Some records
--

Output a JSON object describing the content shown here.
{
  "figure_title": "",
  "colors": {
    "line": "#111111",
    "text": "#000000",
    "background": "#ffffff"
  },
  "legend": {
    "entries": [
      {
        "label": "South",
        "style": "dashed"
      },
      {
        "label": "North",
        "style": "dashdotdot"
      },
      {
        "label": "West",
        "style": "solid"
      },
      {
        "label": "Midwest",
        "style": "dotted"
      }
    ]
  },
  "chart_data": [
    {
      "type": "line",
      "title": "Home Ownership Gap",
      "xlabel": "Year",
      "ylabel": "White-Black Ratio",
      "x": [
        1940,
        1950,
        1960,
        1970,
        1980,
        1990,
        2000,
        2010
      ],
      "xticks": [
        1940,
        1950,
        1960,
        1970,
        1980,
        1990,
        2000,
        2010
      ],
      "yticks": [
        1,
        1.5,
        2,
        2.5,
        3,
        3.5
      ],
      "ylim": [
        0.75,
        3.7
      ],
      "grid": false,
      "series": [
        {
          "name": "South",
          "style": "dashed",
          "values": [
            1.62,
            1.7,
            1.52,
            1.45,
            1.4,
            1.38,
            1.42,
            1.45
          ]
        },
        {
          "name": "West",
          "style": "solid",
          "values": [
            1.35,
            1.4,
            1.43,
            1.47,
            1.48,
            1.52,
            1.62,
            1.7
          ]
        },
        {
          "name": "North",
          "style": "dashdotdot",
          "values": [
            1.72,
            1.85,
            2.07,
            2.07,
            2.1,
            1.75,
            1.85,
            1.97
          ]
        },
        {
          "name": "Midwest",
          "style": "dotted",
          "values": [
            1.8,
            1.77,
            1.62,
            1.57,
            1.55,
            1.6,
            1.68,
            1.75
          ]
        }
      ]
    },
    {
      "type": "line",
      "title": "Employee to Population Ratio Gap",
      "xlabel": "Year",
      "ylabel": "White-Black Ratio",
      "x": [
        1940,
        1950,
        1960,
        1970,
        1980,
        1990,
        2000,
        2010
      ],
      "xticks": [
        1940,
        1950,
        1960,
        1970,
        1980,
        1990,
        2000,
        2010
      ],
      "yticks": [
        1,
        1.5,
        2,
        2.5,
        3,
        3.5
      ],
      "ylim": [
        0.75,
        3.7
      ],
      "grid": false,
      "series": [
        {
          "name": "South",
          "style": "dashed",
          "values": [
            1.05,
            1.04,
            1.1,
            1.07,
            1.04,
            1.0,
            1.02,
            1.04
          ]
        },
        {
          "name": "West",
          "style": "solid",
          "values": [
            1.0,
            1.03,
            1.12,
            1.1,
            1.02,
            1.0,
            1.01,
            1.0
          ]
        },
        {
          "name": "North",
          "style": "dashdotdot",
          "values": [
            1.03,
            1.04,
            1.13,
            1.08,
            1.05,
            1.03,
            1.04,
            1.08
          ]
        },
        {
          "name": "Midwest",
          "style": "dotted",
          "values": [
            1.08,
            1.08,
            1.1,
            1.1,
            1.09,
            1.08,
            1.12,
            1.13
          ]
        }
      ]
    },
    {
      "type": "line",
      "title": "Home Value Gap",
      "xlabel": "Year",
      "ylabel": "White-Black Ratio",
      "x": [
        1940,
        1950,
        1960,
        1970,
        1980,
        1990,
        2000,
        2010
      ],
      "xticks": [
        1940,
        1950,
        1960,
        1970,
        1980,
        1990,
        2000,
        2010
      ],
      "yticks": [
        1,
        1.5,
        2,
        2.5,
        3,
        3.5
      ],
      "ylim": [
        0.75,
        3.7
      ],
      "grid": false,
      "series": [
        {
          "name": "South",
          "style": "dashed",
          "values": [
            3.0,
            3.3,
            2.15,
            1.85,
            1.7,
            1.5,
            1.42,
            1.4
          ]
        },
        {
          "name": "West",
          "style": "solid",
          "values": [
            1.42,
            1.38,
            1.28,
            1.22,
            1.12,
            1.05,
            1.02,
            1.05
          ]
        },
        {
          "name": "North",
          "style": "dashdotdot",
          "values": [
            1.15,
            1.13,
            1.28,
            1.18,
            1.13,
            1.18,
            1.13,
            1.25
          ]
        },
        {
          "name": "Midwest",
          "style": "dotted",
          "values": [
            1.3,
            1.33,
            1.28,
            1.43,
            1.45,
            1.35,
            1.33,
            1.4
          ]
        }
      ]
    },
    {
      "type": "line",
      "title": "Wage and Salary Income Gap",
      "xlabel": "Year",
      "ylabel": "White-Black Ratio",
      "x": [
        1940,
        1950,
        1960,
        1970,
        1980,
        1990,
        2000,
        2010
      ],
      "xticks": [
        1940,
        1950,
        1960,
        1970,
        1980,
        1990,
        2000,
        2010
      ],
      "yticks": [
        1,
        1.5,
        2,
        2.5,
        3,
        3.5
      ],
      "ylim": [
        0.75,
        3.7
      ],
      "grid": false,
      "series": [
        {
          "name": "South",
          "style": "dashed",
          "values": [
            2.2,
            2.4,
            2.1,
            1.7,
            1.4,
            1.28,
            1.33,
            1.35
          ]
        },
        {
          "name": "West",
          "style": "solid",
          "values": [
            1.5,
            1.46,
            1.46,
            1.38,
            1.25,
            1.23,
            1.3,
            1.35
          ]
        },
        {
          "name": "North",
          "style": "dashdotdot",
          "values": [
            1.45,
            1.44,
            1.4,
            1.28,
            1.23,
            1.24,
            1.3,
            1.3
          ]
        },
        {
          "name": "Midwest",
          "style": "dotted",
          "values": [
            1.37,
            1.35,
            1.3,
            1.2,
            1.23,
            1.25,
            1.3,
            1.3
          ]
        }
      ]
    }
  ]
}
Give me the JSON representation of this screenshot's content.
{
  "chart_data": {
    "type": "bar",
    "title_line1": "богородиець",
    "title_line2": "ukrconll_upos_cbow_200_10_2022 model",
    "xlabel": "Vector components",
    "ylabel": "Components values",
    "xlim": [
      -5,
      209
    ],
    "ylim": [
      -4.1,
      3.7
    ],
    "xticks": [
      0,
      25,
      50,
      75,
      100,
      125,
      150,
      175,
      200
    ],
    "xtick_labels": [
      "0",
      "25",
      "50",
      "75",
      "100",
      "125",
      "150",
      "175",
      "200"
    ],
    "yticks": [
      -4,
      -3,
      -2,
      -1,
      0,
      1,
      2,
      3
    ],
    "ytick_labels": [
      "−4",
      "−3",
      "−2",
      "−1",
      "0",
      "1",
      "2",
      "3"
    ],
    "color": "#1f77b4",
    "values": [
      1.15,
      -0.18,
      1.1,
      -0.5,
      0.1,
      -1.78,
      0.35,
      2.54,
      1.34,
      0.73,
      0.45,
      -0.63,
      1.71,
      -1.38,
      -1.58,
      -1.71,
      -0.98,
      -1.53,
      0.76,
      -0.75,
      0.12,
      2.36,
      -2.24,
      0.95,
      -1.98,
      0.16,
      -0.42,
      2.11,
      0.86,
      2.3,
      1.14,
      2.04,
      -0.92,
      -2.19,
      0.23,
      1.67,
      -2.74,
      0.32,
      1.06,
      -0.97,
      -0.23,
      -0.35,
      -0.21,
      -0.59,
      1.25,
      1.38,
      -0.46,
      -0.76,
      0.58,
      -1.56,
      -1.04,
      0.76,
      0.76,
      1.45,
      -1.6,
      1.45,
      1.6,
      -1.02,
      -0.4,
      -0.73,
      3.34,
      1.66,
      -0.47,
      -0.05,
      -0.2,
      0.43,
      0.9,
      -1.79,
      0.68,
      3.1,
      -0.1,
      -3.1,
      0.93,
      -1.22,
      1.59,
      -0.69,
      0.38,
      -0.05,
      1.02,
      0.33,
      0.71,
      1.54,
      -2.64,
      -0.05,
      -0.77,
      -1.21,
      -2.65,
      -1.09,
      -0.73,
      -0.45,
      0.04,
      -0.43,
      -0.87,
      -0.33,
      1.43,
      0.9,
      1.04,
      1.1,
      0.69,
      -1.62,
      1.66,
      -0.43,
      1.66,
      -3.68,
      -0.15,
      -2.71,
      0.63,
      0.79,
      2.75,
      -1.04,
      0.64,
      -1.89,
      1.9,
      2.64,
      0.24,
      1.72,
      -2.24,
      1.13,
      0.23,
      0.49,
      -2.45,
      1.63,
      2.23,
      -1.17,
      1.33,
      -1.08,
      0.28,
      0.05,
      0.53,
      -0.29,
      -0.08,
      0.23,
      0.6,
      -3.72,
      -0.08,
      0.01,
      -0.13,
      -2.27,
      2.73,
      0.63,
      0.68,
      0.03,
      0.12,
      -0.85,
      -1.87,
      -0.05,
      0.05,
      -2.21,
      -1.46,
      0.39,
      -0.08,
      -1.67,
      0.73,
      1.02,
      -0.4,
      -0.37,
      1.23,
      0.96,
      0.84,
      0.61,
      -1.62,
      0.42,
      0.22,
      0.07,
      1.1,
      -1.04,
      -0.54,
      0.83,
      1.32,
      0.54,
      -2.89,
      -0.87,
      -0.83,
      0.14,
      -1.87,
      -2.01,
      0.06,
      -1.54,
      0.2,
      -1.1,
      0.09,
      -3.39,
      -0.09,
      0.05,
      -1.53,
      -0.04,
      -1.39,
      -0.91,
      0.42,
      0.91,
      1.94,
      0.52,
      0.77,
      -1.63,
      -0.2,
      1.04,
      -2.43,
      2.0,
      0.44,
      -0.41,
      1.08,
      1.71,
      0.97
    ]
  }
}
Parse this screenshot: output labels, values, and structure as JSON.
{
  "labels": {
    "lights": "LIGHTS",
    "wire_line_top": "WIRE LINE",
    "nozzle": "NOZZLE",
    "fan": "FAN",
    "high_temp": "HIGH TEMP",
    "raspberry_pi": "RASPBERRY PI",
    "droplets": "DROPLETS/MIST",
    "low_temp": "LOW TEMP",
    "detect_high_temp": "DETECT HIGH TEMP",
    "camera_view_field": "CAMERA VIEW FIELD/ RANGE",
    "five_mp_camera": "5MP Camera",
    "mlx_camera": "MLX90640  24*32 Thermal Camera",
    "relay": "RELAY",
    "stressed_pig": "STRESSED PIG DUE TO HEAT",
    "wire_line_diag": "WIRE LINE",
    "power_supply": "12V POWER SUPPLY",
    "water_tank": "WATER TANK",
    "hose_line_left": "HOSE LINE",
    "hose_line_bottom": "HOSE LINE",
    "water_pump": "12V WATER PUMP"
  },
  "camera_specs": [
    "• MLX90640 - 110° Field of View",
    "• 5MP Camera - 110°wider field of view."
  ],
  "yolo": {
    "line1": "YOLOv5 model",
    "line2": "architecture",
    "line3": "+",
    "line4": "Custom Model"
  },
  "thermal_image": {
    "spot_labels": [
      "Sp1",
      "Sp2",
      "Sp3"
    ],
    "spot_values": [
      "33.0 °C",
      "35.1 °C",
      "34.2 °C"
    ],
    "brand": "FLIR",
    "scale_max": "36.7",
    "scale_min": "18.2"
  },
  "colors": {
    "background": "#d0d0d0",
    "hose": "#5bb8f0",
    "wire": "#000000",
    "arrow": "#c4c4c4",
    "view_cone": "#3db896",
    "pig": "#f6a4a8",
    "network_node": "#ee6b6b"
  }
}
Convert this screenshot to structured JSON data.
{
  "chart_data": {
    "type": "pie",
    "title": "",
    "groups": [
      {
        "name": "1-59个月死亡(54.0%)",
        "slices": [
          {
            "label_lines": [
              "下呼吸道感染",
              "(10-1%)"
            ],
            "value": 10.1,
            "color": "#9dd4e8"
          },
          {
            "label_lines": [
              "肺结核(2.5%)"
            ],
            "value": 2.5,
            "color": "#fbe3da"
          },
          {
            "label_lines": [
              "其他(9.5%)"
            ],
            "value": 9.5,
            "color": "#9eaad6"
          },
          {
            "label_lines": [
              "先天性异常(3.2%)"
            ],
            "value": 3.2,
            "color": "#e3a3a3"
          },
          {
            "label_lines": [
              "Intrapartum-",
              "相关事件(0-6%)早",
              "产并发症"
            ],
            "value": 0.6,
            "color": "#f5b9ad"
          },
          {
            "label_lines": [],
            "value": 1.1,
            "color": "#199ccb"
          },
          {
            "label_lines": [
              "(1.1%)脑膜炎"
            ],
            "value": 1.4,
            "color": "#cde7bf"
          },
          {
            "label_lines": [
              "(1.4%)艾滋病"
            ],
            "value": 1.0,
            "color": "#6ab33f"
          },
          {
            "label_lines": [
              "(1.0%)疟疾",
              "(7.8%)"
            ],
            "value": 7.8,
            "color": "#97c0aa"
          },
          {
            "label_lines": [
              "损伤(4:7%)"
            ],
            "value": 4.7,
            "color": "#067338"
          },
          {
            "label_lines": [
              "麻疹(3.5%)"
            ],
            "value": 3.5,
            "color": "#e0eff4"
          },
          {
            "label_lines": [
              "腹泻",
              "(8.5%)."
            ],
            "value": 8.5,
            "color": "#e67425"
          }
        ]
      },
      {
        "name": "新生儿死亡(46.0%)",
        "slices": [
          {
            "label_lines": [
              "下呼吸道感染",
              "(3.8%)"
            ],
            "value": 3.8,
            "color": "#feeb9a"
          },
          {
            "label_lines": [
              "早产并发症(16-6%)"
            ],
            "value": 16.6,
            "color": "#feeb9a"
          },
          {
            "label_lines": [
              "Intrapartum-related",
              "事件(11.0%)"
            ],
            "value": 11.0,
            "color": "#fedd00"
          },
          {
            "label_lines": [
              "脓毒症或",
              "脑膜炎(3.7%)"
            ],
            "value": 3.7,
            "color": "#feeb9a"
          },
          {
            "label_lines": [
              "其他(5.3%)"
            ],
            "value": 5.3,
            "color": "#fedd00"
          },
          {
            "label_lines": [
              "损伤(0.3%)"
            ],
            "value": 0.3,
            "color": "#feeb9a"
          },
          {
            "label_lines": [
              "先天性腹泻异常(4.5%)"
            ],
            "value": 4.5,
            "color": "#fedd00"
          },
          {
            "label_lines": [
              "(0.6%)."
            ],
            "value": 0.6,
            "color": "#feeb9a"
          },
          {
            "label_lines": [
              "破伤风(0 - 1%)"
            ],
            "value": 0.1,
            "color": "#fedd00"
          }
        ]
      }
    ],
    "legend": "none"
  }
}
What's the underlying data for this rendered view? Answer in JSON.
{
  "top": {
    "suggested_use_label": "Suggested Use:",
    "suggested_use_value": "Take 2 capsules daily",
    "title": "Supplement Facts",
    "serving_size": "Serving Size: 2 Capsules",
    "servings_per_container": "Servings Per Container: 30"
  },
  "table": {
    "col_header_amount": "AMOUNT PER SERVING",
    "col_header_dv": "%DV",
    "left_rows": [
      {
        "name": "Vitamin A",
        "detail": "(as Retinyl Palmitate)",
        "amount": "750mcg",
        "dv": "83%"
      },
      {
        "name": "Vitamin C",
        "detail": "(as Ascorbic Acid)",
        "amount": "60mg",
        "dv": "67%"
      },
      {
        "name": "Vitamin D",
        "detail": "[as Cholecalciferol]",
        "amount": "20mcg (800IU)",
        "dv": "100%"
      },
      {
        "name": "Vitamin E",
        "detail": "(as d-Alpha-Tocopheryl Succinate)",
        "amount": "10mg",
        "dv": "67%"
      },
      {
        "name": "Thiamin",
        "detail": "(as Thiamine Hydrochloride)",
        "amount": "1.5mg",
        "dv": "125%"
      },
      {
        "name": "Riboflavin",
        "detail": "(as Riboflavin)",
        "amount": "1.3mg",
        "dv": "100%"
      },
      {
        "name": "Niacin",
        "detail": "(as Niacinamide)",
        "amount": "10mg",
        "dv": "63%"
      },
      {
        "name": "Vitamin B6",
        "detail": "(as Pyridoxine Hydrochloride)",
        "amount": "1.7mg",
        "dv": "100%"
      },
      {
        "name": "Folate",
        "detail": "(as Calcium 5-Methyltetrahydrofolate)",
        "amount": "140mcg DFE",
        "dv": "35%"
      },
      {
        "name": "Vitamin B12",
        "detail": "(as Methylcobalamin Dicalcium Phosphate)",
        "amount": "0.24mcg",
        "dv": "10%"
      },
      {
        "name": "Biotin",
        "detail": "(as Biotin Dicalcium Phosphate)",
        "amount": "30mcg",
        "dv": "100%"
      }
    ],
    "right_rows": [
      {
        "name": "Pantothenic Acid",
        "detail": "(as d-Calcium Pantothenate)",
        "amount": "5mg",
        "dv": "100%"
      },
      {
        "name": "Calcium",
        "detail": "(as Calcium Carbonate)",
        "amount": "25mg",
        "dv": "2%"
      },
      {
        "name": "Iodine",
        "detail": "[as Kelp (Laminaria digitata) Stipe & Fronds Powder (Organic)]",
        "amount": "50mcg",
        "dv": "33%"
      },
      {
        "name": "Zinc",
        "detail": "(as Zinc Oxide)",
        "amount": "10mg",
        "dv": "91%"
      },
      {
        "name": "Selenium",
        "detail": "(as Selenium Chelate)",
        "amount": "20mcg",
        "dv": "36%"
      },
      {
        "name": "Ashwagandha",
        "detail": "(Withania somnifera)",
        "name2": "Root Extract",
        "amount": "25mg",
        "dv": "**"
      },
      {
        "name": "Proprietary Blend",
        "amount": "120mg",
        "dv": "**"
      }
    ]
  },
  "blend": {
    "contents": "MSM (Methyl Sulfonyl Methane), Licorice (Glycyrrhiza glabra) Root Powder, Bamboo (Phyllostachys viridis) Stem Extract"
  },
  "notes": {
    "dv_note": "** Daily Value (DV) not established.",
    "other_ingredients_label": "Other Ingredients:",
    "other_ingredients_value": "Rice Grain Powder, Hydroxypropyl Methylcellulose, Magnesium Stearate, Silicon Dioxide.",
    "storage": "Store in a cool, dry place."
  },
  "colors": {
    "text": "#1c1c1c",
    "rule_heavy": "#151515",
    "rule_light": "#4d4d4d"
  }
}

--

### [Task requirements]
Scan the entries above. Copy each line that has the string "Extract".

### [Result of this task]
        "name2": "Root Extract",
    "contents": "MSM (Methyl Sulfonyl Methane), Licorice (Glycyrrhiza glabra) Root Powder, Bamboo (Phyllostachys viridis) Stem Extract"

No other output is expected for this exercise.